_Texte fourni_:
-*-
Après plusieurs années de négociation et de blocage, la Commission Liberté et Justice, dont je suis membre, a adopté cette semaine le nouveau mandat du Parlement européen pour les négociations de la réforme Eurodac. Les Verts/ALE ont voté le rejet de ce texte. Malheureusement, la majorité n'était pas avec nous. Laissez-moi vous expliquer pourquoi cette réforme pose de nombreux problèmes en termes de protection des droits fondamentaux. 


Qu’est-ce qu’Eurodac? 

Ce dossier paraît technique mais il n’en est rien. L’enjeu est simple: préserver les droits fondamentaux des personnes migrantes. 

Eurodac, la base de données européenne regroupant les empreintes digitales des demandeurs d'asile, existe depuis 2003. Son but? Faciliter la mise en œuvre du fameux règlement de Dublin. Pour rappel, ce règlement consacre le très controversé principe du “pays d’arrivée - pays responsable de l’asile”. C’est donc par le biais d’Eurodac que les États-membres peuvent savoir si une personne, via ses empreintes, a déjà été enregistrée dans un autre État. 

Or depuis plusieurs années, dans le cadre des propositions du Système européen commun d’asile puis du Pacte Asile et Migration, la Commission souhaite réviser le règlement portant sur Eurodac. Ce processus a été gelé en 2018 suite à l’absence d’accord entre Etats-membres sur les questions migratoires. Aujourd’hui, les négociations reprennent et je m’en inquiète. La réforme proposée vise à étendre le système de recueil de données et à faciliter la répression.
-*-
_Matériel présenté_:
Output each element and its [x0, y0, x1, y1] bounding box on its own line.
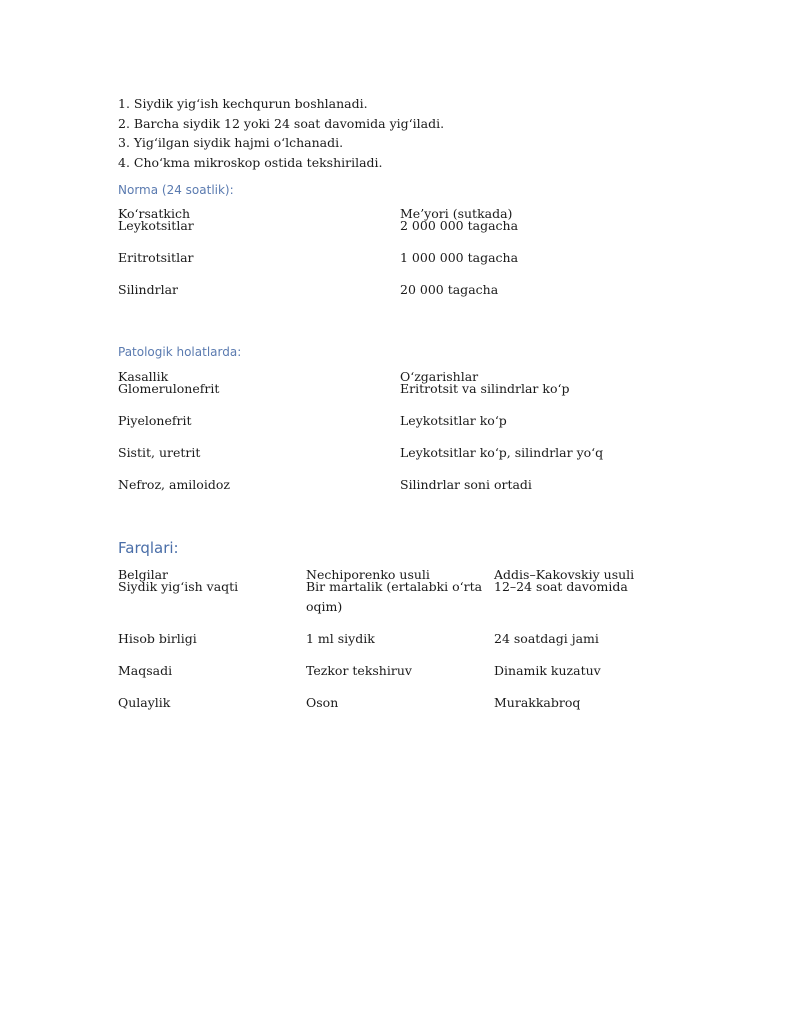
-*-
_Consignes_:
1. D'après le texte sur la réforme Eurodac, depuis quelle année la base de données Eurodac existe-t-elle ?
2. Recopiez fidèlement le passage du texte sur la réforme Eurodac qui commence par « Après plusieurs années » et se termine par « des droits fondamentaux. ».

_Corrigé par consigne_:
1. Eurodac existe depuis 2003.

2.
Après plusieurs années de négociation et de blocage, la Commission Liberté et Justice, dont je suis membre, a adopté cette semaine le nouveau mandat du Parlement européen pour les négociations de la réforme Eurodac. Les Verts/ALE ont voté le rejet de ce texte. Malheureusement, la majorité n'était pas avec nous. Laissez-moi vous expliquer pourquoi cette réforme pose de nombreux problèmes en termes de protection des droits fondamentaux.